== What to work on ==
Return the whole listing exactly as it stands.

== Provided information ==
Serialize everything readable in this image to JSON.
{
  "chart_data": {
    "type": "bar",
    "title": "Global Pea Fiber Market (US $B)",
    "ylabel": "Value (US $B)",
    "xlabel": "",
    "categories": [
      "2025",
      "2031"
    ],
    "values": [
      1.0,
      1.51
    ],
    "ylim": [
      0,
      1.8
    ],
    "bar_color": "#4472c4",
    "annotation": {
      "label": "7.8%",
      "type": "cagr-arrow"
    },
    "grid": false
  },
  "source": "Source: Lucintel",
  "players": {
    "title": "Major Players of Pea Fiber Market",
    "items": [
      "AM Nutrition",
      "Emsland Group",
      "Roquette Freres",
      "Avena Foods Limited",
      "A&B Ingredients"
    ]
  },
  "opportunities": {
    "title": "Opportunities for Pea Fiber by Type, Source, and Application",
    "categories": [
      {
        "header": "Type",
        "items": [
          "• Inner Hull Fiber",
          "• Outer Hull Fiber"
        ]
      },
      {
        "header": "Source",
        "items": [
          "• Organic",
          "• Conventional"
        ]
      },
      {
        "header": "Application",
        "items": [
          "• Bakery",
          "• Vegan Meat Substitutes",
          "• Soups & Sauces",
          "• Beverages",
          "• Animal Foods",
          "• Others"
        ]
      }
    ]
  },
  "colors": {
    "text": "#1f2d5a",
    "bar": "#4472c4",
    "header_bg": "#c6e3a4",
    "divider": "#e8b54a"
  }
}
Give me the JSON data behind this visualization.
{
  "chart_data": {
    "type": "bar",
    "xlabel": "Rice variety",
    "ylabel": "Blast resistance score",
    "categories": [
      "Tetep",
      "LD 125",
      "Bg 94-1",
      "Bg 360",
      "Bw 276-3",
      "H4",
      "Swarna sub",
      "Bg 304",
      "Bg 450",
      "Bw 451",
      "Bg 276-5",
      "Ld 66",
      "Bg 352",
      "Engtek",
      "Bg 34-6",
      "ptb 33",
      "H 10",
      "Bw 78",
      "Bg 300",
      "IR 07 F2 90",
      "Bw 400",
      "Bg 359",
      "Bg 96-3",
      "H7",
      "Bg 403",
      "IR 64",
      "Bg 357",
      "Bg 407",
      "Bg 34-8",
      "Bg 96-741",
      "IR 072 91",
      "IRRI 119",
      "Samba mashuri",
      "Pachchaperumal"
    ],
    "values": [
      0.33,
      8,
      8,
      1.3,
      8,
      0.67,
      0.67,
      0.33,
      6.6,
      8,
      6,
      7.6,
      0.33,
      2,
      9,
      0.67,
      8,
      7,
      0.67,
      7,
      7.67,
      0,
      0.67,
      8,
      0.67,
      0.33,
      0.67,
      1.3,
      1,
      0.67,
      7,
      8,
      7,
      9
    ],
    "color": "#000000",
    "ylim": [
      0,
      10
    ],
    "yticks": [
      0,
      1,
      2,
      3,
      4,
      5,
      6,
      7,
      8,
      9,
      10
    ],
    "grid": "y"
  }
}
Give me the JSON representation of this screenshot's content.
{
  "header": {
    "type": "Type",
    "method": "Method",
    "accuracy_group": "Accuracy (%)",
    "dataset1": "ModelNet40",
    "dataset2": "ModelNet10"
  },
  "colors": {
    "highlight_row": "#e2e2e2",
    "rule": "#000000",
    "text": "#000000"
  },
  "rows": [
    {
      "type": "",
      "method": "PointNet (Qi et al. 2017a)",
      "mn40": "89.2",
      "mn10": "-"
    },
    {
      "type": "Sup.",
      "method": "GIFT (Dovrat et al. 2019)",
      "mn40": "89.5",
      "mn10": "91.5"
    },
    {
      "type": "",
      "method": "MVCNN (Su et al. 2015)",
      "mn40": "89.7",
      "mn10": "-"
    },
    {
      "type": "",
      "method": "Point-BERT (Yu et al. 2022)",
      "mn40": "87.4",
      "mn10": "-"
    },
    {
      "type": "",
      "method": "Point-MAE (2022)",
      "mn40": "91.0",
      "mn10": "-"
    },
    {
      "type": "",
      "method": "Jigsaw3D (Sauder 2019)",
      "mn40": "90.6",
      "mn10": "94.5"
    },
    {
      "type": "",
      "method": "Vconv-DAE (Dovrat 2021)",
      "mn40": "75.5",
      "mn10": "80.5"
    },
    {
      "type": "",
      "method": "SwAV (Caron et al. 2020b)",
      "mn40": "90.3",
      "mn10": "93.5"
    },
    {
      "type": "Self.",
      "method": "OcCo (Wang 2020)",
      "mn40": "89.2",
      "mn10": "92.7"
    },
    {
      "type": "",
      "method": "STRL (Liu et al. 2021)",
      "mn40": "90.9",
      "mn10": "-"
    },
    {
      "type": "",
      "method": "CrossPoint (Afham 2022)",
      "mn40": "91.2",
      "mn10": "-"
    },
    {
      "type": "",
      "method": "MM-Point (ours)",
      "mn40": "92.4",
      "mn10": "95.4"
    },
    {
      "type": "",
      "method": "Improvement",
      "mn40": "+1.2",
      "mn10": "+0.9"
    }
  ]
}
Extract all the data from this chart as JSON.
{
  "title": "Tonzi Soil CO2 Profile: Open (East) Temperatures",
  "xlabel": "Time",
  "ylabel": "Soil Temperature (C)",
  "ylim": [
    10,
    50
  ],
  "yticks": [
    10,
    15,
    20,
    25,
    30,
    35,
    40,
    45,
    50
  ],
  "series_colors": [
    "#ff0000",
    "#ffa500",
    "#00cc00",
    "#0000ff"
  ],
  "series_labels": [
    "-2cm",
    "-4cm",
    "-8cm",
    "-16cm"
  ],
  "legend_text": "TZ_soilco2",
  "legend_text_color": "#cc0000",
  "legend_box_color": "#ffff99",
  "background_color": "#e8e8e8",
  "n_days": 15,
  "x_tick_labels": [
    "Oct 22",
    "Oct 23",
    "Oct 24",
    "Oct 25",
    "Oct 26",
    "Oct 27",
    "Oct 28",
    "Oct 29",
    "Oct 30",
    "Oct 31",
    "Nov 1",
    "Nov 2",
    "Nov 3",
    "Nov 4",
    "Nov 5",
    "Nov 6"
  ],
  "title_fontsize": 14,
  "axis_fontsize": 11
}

== Written answer ==
Serialize everything readable in this image to JSON.
{
  "chart_data": {
    "type": "bar",
    "title": "Global Pea Fiber Market (US $B)",
    "ylabel": "Value (US $B)",
    "xlabel": "",
    "categories": [
      "2025",
      "2031"
    ],
    "values": [
      1.0,
      1.51
    ],
    "ylim": [
      0,
      1.8
    ],
    "bar_color": "#4472c4",
    "annotation": {
      "label": "7.8%",
      "type": "cagr-arrow"
    },
    "grid": false
  },
  "source": "Source: Lucintel",
  "players": {
    "title": "Major Players of Pea Fiber Market",
    "items": [
      "AM Nutrition",
      "Emsland Group",
      "Roquette Freres",
      "Avena Foods Limited",
      "A&B Ingredients"
    ]
  },
  "opportunities": {
    "title": "Opportunities for Pea Fiber by Type, Source, and Application",
    "categories": [
      {
        "header": "Type",
        "items": [
          "• Inner Hull Fiber",
          "• Outer Hull Fiber"
        ]
      },
      {
        "header": "Source",
        "items": [
          "• Organic",
          "• Conventional"
        ]
      },
      {
        "header": "Application",
        "items": [
          "• Bakery",
          "• Vegan Meat Substitutes",
          "• Soups & Sauces",
          "• Beverages",
          "• Animal Foods",
          "• Others"
        ]
      }
    ]
  },
  "colors": {
    "text": "#1f2d5a",
    "bar": "#4472c4",
    "header_bg": "#c6e3a4",
    "divider": "#e8b54a"
  }
}
Give me the JSON data behind this visualization.
{
  "chart_data": {
    "type": "bar",
    "xlabel": "Rice variety",
    "ylabel": "Blast resistance score",
    "categories": [
      "Tetep",
      "LD 125",
      "Bg 94-1",
      "Bg 360",
      "Bw 276-3",
      "H4",
      "Swarna sub",
      "Bg 304",
      "Bg 450",
      "Bw 451",
      "Bg 276-5",
      "Ld 66",
      "Bg 352",
      "Engtek",
      "Bg 34-6",
      "ptb 33",
      "H 10",
      "Bw 78",
      "Bg 300",
      "IR 07 F2 90",
      "Bw 400",
      "Bg 359",
      "Bg 96-3",
      "H7",
      "Bg 403",
      "IR 64",
      "Bg 357",
      "Bg 407",
      "Bg 34-8",
      "Bg 96-741",
      "IR 072 91",
      "IRRI 119",
      "Samba mashuri",
      "Pachchaperumal"
    ],
    "values": [
      0.33,
      8,
      8,
      1.3,
      8,
      0.67,
      0.67,
      0.33,
      6.6,
      8,
      6,
      7.6,
      0.33,
      2,
      9,
      0.67,
      8,
      7,
      0.67,
      7,
      7.67,
      0,
      0.67,
      8,
      0.67,
      0.33,
      0.67,
      1.3,
      1,
      0.67,
      7,
      8,
      7,
      9
    ],
    "color": "#000000",
    "ylim": [
      0,
      10
    ],
    "yticks": [
      0,
      1,
      2,
      3,
      4,
      5,
      6,
      7,
      8,
      9,
      10
    ],
    "grid": "y"
  }
}
Give me the JSON representation of this screenshot's content.
{
  "header": {
    "type": "Type",
    "method": "Method",
    "accuracy_group": "Accuracy (%)",
    "dataset1": "ModelNet40",
    "dataset2": "ModelNet10"
  },
  "colors": {
    "highlight_row": "#e2e2e2",
    "rule": "#000000",
    "text": "#000000"
  },
  "rows": [
    {
      "type": "",
      "method": "PointNet (Qi et al. 2017a)",
      "mn40": "89.2",
      "mn10": "-"
    },
    {
      "type": "Sup.",
      "method": "GIFT (Dovrat et al. 2019)",
      "mn40": "89.5",
      "mn10": "91.5"
    },
    {
      "type": "",
      "method": "MVCNN (Su et al. 2015)",
      "mn40": "89.7",
      "mn10": "-"
    },
    {
      "type": "",
      "method": "Point-BERT (Yu et al. 2022)",
      "mn40": "87.4",
      "mn10": "-"
    },
    {
      "type": "",
      "method": "Point-MAE (2022)",
      "mn40": "91.0",
      "mn10": "-"
    },
    {
      "type": "",
      "method": "Jigsaw3D (Sauder 2019)",
      "mn40": "90.6",
      "mn10": "94.5"
    },
    {
      "type": "",
      "method": "Vconv-DAE (Dovrat 2021)",
      "mn40": "75.5",
      "mn10": "80.5"
    },
    {
      "type": "",
      "method": "SwAV (Caron et al. 2020b)",
      "mn40": "90.3",
      "mn10": "93.5"
    },
    {
      "type": "Self.",
      "method": "OcCo (Wang 2020)",
      "mn40": "89.2",
      "mn10": "92.7"
    },
    {
      "type": "",
      "method": "STRL (Liu et al. 2021)",
      "mn40": "90.9",
      "mn10": "-"
    },
    {
      "type": "",
      "method": "CrossPoint (Afham 2022)",
      "mn40": "91.2",
      "mn10": "-"
    },
    {
      "type": "",
      "method": "MM-Point (ours)",
      "mn40": "92.4",
      "mn10": "95.4"
    },
    {
      "type": "",
      "method": "Improvement",
      "mn40": "+1.2",
      "mn10": "+0.9"
    }
  ]
}
Extract all the data from this chart as JSON.
{
  "title": "Tonzi Soil CO2 Profile: Open (East) Temperatures",
  "xlabel": "Time",
  "ylabel": "Soil Temperature (C)",
  "ylim": [
    10,
    50
  ],
  "yticks": [
    10,
    15,
    20,
    25,
    30,
    35,
    40,
    45,
    50
  ],
  "series_colors": [
    "#ff0000",
    "#ffa500",
    "#00cc00",
    "#0000ff"
  ],
  "series_labels": [
    "-2cm",
    "-4cm",
    "-8cm",
    "-16cm"
  ],
  "legend_text": "TZ_soilco2",
  "legend_text_color": "#cc0000",
  "legend_box_color": "#ffff99",
  "background_color": "#e8e8e8",
  "n_days": 15,
  "x_tick_labels": [
    "Oct 22",
    "Oct 23",
    "Oct 24",
    "Oct 25",
    "Oct 26",
    "Oct 27",
    "Oct 28",
    "Oct 29",
    "Oct 30",
    "Oct 31",
    "Nov 1",
    "Nov 2",
    "Nov 3",
    "Nov 4",
    "Nov 5",
    "Nov 6"
  ],
  "title_fontsize": 14,
  "axis_fontsize": 11
}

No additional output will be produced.